* _WORK TO DO_
Duplicate the items below word for word, starting at the line that contains "127, 1604, 146]" and ending at the line that contains "expand-details-button[interactable] bbox=[1104, 681, 1144, 721]", both included.

* _RECORD EXTRACTS_
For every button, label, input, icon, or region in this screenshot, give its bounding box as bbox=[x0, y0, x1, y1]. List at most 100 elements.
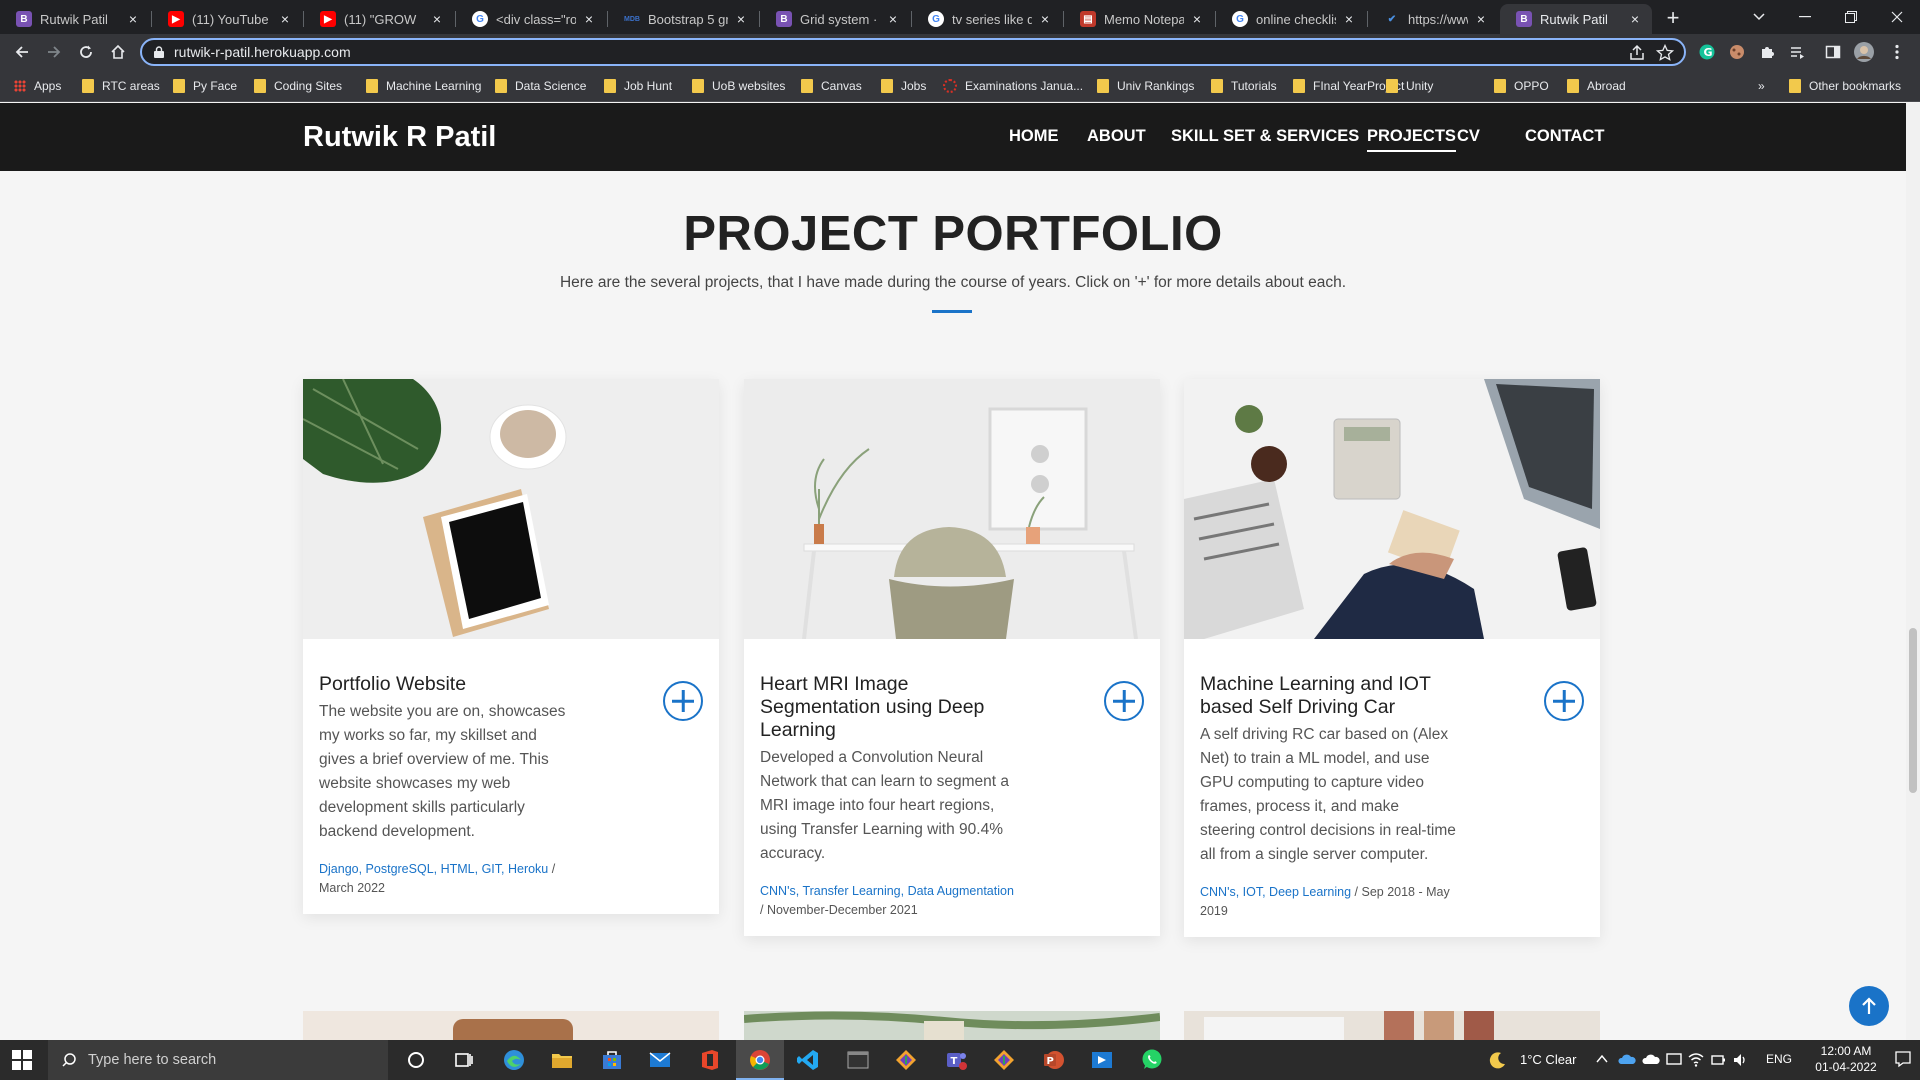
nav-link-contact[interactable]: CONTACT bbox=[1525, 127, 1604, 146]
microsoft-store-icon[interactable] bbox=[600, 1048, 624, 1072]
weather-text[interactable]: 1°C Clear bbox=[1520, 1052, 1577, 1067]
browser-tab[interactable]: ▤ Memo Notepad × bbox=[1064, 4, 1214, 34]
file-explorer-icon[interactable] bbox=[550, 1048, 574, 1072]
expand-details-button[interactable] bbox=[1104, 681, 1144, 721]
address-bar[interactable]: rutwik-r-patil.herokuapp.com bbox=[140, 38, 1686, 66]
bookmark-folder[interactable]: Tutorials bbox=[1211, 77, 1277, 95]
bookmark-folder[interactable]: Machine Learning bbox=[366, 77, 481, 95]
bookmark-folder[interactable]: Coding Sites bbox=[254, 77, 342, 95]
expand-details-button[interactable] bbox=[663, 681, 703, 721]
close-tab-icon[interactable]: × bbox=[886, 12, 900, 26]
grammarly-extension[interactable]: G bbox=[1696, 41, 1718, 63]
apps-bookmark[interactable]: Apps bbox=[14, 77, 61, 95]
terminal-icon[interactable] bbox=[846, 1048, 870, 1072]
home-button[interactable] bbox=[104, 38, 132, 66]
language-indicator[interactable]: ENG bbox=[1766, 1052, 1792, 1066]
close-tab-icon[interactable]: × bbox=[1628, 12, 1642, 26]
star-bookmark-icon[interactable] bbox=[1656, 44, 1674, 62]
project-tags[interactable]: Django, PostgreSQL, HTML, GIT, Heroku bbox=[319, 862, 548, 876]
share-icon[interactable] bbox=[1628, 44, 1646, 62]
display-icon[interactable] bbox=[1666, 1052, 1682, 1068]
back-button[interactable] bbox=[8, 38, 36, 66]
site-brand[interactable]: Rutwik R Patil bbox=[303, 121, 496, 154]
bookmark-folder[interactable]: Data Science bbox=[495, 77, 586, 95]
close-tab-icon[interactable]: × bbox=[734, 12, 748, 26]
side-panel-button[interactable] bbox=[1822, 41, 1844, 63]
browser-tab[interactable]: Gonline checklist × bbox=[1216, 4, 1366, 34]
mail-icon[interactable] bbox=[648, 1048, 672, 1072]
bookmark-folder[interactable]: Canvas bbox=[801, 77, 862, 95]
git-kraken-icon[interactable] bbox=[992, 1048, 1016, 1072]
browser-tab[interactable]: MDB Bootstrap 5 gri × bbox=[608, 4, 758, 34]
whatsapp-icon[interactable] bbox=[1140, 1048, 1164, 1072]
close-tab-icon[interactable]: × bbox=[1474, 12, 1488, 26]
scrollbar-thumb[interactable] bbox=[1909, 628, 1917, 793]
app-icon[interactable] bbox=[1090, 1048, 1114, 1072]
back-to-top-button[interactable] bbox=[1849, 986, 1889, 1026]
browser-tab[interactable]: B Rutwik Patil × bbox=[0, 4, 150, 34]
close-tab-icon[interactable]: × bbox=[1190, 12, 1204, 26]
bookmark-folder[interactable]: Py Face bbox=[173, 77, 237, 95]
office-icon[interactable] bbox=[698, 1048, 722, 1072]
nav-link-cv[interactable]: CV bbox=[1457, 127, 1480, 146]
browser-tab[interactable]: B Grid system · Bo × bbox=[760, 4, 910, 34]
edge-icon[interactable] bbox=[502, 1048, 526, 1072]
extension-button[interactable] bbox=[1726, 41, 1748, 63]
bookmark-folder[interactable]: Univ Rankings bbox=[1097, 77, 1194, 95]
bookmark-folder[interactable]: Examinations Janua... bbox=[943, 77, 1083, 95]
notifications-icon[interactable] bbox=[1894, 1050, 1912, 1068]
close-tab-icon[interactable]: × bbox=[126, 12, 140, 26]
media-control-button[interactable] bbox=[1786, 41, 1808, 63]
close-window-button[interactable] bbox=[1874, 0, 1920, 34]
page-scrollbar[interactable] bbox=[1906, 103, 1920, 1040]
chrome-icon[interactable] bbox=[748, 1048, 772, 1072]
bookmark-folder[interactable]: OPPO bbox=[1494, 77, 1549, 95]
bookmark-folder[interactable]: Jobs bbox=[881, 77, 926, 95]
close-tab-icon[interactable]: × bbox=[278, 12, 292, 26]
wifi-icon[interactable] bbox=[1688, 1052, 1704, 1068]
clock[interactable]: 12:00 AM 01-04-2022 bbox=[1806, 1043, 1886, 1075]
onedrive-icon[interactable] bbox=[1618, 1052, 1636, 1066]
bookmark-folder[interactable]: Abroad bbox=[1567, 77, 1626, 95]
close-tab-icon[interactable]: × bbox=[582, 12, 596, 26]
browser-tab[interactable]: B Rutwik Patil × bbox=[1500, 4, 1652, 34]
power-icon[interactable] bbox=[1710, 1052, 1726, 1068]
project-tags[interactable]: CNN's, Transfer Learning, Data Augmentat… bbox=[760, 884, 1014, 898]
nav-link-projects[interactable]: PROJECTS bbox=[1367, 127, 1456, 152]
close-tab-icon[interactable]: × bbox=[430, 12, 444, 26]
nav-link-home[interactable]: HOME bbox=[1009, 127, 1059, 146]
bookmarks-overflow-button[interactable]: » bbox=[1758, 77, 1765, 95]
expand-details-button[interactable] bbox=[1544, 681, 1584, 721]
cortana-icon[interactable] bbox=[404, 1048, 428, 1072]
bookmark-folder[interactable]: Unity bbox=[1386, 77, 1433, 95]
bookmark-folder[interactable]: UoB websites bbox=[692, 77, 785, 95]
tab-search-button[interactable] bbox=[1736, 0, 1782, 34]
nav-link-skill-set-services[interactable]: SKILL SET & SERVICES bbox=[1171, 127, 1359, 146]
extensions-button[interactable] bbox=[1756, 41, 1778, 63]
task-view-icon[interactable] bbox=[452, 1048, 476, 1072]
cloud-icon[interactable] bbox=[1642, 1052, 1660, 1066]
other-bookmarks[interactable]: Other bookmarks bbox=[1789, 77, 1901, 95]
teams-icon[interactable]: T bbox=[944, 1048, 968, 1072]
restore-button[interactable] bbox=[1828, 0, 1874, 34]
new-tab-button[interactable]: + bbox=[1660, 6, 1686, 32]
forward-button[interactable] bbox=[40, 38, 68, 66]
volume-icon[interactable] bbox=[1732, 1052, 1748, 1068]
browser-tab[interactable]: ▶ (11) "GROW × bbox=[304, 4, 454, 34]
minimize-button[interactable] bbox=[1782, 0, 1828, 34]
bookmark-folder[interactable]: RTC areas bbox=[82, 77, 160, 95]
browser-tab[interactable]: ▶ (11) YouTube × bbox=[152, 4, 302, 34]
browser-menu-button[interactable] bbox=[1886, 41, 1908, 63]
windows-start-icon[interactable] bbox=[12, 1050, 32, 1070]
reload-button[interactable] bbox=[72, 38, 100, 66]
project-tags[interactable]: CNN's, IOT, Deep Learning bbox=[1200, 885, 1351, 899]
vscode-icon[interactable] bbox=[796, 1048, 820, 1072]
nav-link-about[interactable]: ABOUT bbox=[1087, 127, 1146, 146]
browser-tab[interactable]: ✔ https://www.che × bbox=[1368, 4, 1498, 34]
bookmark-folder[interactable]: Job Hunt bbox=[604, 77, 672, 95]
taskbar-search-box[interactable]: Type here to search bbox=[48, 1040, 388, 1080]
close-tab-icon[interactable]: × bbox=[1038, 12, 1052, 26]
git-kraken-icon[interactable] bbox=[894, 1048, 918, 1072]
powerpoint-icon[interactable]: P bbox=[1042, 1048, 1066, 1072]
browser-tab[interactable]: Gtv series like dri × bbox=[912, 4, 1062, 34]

* _THE RESULT_
nav-link-contact[interactable]: CONTACT bbox=[1525, 127, 1604, 146]
microsoft-store-icon[interactable] bbox=[600, 1048, 624, 1072]
weather-text[interactable]: 1°C Clear bbox=[1520, 1052, 1577, 1067]
browser-tab[interactable]: ▤ Memo Notepad × bbox=[1064, 4, 1214, 34]
file-explorer-icon[interactable] bbox=[550, 1048, 574, 1072]
expand-details-button[interactable] bbox=[1104, 681, 1144, 721]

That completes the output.